[A run of data]

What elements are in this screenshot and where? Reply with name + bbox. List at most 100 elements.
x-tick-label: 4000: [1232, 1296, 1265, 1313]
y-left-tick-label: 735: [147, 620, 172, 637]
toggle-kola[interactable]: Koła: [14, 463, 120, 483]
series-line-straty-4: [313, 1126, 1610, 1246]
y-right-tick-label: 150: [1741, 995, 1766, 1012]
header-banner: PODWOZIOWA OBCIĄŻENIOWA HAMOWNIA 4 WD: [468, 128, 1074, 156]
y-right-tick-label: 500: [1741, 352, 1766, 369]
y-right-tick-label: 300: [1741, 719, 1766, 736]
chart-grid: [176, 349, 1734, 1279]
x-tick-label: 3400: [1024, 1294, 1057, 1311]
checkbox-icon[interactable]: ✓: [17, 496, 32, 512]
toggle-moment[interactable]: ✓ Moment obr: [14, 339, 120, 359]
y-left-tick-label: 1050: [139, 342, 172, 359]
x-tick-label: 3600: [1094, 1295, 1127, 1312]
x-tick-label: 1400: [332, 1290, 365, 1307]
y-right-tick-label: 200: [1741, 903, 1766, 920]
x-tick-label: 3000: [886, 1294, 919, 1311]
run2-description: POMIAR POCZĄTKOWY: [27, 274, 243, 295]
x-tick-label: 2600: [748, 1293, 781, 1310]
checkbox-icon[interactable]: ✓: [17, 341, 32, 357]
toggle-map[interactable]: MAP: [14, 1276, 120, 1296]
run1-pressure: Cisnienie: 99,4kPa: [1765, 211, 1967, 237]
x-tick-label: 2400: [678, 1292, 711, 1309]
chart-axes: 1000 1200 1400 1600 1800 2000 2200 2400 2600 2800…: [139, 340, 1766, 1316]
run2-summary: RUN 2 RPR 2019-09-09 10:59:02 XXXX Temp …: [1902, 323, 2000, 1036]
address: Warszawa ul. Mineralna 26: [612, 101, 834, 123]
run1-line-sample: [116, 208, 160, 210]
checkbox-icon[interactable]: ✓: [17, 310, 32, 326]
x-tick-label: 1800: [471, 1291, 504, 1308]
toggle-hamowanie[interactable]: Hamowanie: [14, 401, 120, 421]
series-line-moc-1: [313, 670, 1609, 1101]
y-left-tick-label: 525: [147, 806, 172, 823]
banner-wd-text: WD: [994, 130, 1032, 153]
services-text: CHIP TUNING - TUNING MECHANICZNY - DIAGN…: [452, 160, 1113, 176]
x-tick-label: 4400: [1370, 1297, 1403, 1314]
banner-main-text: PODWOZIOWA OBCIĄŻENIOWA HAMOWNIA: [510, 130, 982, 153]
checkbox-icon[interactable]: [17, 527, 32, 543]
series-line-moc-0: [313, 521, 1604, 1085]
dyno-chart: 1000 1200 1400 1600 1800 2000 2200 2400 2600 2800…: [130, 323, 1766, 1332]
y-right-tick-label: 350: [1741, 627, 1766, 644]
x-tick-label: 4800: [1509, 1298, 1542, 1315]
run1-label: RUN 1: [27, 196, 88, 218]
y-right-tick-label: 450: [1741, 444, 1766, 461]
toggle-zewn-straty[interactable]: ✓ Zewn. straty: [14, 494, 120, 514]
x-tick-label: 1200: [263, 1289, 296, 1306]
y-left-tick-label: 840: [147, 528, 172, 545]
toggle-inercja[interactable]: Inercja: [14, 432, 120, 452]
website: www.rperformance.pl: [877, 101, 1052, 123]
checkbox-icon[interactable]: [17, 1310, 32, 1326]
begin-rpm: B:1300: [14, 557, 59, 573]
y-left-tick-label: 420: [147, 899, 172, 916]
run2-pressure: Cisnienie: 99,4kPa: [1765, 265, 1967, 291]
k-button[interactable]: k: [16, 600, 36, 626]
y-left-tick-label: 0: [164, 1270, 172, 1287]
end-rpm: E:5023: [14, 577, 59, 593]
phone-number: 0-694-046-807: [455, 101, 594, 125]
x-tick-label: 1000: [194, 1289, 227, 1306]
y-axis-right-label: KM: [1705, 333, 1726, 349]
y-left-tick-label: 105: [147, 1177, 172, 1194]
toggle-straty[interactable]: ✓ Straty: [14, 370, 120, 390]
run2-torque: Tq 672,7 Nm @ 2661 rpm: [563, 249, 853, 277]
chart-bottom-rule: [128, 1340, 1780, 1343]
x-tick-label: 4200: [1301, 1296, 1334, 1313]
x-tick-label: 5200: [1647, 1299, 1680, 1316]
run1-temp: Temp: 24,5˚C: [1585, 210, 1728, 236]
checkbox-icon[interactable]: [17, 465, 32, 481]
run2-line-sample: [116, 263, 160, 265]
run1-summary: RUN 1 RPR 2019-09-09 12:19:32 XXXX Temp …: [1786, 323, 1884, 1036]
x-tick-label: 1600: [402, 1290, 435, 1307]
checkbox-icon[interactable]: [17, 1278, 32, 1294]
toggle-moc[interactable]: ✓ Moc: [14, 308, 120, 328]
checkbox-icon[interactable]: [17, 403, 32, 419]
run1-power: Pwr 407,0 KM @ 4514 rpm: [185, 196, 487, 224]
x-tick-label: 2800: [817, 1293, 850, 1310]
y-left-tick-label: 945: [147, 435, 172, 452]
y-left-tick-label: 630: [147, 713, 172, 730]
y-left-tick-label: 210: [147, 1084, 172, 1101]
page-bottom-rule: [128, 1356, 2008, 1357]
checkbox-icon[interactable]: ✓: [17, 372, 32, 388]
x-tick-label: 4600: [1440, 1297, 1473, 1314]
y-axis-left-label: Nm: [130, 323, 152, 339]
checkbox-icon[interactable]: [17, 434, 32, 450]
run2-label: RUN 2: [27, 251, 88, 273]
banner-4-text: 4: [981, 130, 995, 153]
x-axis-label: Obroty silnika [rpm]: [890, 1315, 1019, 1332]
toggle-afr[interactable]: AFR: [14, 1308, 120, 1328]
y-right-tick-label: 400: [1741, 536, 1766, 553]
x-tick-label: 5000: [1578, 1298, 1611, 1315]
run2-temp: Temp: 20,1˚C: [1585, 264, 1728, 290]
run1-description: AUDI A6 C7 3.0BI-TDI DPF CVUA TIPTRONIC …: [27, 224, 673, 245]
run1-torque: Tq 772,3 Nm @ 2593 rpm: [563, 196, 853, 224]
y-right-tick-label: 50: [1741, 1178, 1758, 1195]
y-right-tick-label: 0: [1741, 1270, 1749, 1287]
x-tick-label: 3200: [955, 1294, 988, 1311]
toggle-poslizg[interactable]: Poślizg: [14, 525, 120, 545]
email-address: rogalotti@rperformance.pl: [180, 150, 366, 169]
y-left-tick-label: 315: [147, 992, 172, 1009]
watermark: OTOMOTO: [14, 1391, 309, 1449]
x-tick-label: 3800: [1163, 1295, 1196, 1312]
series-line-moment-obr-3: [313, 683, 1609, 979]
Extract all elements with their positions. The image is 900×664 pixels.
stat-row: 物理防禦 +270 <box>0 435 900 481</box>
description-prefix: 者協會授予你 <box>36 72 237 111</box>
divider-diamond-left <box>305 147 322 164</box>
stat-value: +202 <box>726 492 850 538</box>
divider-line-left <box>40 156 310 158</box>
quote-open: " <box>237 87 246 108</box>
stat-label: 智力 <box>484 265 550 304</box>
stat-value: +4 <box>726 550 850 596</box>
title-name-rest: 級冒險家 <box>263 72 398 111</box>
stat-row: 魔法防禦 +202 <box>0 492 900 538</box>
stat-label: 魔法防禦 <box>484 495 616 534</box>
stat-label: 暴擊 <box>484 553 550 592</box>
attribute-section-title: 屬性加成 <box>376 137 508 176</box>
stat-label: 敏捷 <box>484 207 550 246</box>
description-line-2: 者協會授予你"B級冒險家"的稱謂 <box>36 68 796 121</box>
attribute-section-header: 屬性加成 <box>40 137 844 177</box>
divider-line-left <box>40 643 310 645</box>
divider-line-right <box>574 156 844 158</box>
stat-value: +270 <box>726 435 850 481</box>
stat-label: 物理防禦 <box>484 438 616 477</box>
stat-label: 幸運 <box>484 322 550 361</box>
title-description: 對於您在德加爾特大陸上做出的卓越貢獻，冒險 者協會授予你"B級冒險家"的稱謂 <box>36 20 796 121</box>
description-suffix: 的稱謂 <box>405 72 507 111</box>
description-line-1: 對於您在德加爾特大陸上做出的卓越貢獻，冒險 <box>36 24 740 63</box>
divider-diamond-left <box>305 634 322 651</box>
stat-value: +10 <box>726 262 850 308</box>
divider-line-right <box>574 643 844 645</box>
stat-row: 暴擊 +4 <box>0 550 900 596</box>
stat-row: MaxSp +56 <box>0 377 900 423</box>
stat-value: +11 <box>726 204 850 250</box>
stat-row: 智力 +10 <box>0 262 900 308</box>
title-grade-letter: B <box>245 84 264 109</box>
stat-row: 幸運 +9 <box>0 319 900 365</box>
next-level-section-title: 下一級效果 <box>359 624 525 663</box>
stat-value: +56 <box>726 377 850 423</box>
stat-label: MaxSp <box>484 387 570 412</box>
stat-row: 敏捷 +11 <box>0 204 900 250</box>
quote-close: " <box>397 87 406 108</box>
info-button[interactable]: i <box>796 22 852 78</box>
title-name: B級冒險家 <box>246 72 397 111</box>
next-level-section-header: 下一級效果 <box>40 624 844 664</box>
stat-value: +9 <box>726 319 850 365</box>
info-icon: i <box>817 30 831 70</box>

▸ Request:
Please copy the data word for word, starting at its first line and ending with the line that contains "series-line-straty-4: [313, 1126, 1610, 1246]".

▸ The answer:
What elements are in this screenshot and where? Reply with name + bbox. List at most 100 elements.
x-tick-label: 4000: [1232, 1296, 1265, 1313]
y-left-tick-label: 735: [147, 620, 172, 637]
toggle-kola[interactable]: Koła: [14, 463, 120, 483]
series-line-straty-4: [313, 1126, 1610, 1246]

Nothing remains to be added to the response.